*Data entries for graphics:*
====
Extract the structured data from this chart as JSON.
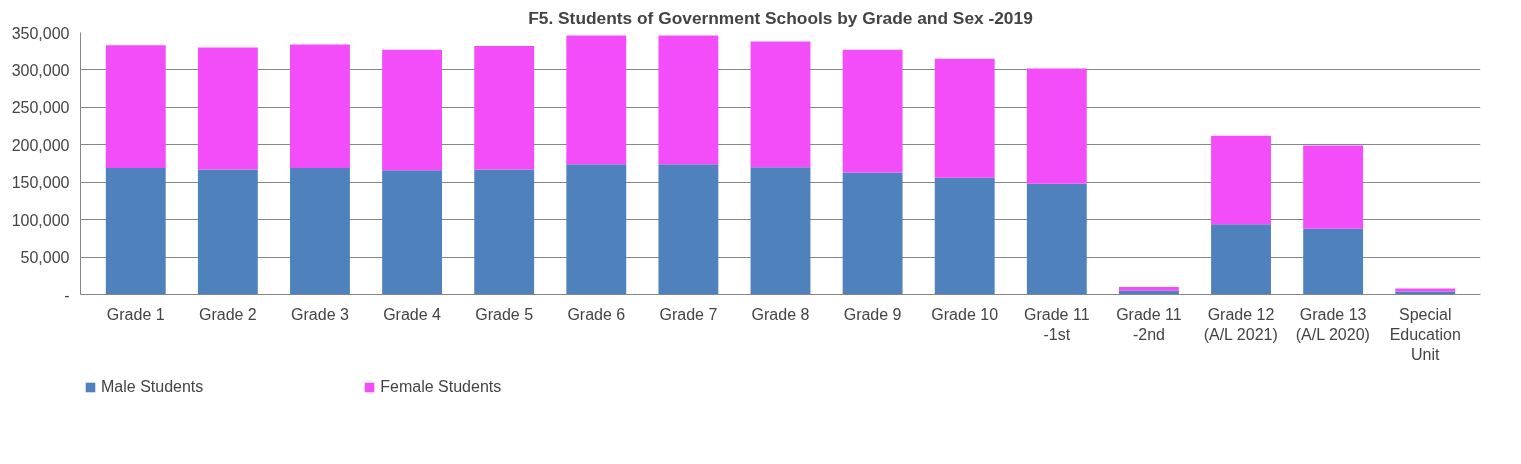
{
  "chart_data": {
    "type": "bar",
    "stacked": true,
    "title": "F5. Students of Government Schools by Grade and Sex -2019",
    "categories": [
      "Grade 1",
      "Grade 2",
      "Grade 3",
      "Grade 4",
      "Grade 5",
      "Grade 6",
      "Grade 7",
      "Grade 8",
      "Grade 9",
      "Grade 10",
      "Grade 11\n-1st",
      "Grade 11\n-2nd",
      "Grade 12\n(A/L 2021)",
      "Grade 13\n(A/L 2020)",
      "Special\nEducation\nUnit"
    ],
    "series": [
      {
        "name": "Male Students",
        "color": "#4f81bd",
        "values": [
          169000,
          167000,
          169000,
          166000,
          167000,
          174000,
          174000,
          170000,
          163000,
          156000,
          148000,
          5000,
          94000,
          88000,
          4000
        ]
      },
      {
        "name": "Female Students",
        "color": "#f34df9",
        "values": [
          164000,
          163000,
          165000,
          161000,
          165000,
          172000,
          172000,
          168000,
          164000,
          159000,
          154000,
          5000,
          118000,
          111000,
          4000
        ]
      }
    ],
    "ylim": [
      0,
      350000
    ],
    "yticks": [
      {
        "value": 0,
        "label": "-"
      },
      {
        "value": 50000,
        "label": "50,000"
      },
      {
        "value": 100000,
        "label": "100,000"
      },
      {
        "value": 150000,
        "label": "150,000"
      },
      {
        "value": 200000,
        "label": "200,000"
      },
      {
        "value": 250000,
        "label": "250,000"
      },
      {
        "value": 300000,
        "label": "300,000"
      },
      {
        "value": 350000,
        "label": "350,000"
      }
    ],
    "grid": "y",
    "legend": "bottom left"
  }
}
====
*Set exercise:*
Transcribe each entry precisely as given, leaving the pictures out.

*Correct response:*
Extract the structured data from this chart as JSON.
{
  "chart_data": {
    "type": "bar",
    "stacked": true,
    "title": "F5. Students of Government Schools by Grade and Sex -2019",
    "categories": [
      "Grade 1",
      "Grade 2",
      "Grade 3",
      "Grade 4",
      "Grade 5",
      "Grade 6",
      "Grade 7",
      "Grade 8",
      "Grade 9",
      "Grade 10",
      "Grade 11\n-1st",
      "Grade 11\n-2nd",
      "Grade 12\n(A/L 2021)",
      "Grade 13\n(A/L 2020)",
      "Special\nEducation\nUnit"
    ],
    "series": [
      {
        "name": "Male Students",
        "color": "#4f81bd",
        "values": [
          169000,
          167000,
          169000,
          166000,
          167000,
          174000,
          174000,
          170000,
          163000,
          156000,
          148000,
          5000,
          94000,
          88000,
          4000
        ]
      },
      {
        "name": "Female Students",
        "color": "#f34df9",
        "values": [
          164000,
          163000,
          165000,
          161000,
          165000,
          172000,
          172000,
          168000,
          164000,
          159000,
          154000,
          5000,
          118000,
          111000,
          4000
        ]
      }
    ],
    "ylim": [
      0,
      350000
    ],
    "yticks": [
      {
        "value": 0,
        "label": "-"
      },
      {
        "value": 50000,
        "label": "50,000"
      },
      {
        "value": 100000,
        "label": "100,000"
      },
      {
        "value": 150000,
        "label": "150,000"
      },
      {
        "value": 200000,
        "label": "200,000"
      },
      {
        "value": 250000,
        "label": "250,000"
      },
      {
        "value": 300000,
        "label": "300,000"
      },
      {
        "value": 350000,
        "label": "350,000"
      }
    ],
    "grid": "y",
    "legend": "bottom left"
  }
}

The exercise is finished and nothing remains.